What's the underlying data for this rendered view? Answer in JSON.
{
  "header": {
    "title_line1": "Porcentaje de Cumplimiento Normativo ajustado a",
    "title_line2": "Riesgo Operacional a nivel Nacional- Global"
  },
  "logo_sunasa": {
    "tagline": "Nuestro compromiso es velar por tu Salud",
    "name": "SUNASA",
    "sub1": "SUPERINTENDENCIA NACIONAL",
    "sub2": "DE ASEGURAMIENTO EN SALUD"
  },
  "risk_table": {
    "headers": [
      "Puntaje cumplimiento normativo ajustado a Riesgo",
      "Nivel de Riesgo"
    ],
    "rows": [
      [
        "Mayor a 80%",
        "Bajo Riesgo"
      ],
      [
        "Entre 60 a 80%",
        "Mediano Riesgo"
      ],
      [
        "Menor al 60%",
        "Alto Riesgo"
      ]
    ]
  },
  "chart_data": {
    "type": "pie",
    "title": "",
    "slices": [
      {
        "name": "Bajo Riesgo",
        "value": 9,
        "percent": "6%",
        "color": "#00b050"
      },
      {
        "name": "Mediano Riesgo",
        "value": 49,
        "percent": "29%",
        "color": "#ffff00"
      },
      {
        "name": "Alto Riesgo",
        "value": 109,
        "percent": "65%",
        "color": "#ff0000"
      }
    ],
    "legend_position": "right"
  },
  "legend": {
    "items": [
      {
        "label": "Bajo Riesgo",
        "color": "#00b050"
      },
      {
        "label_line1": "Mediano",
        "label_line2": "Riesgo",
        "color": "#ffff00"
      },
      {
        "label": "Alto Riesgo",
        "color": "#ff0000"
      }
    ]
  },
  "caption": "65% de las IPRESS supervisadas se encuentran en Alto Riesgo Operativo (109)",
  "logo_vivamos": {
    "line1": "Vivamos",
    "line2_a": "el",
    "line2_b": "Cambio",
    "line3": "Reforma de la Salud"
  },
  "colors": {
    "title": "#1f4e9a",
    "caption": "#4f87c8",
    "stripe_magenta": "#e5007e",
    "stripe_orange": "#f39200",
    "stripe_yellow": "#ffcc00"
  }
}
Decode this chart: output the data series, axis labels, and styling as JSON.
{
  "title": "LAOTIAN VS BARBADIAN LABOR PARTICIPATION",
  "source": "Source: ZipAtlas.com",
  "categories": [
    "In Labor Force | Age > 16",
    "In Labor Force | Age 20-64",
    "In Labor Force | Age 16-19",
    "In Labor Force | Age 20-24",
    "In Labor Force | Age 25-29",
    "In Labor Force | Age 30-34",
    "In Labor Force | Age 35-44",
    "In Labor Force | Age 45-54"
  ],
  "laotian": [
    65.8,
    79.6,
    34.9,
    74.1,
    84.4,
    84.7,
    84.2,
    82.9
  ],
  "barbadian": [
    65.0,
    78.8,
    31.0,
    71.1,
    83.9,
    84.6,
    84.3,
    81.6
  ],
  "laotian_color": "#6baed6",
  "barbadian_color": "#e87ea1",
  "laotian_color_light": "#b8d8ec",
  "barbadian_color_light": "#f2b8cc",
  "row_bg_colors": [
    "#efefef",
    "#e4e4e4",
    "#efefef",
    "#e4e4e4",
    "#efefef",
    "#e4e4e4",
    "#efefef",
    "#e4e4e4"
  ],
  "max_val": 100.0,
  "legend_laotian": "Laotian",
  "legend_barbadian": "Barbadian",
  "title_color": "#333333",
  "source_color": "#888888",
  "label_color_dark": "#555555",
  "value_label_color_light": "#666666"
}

========

▶ _THE PROBLEM_
Of the lines in this material, state how many hold the string "Mediano". Write no other words.

▶ _PROBLEM SOLUTION_
3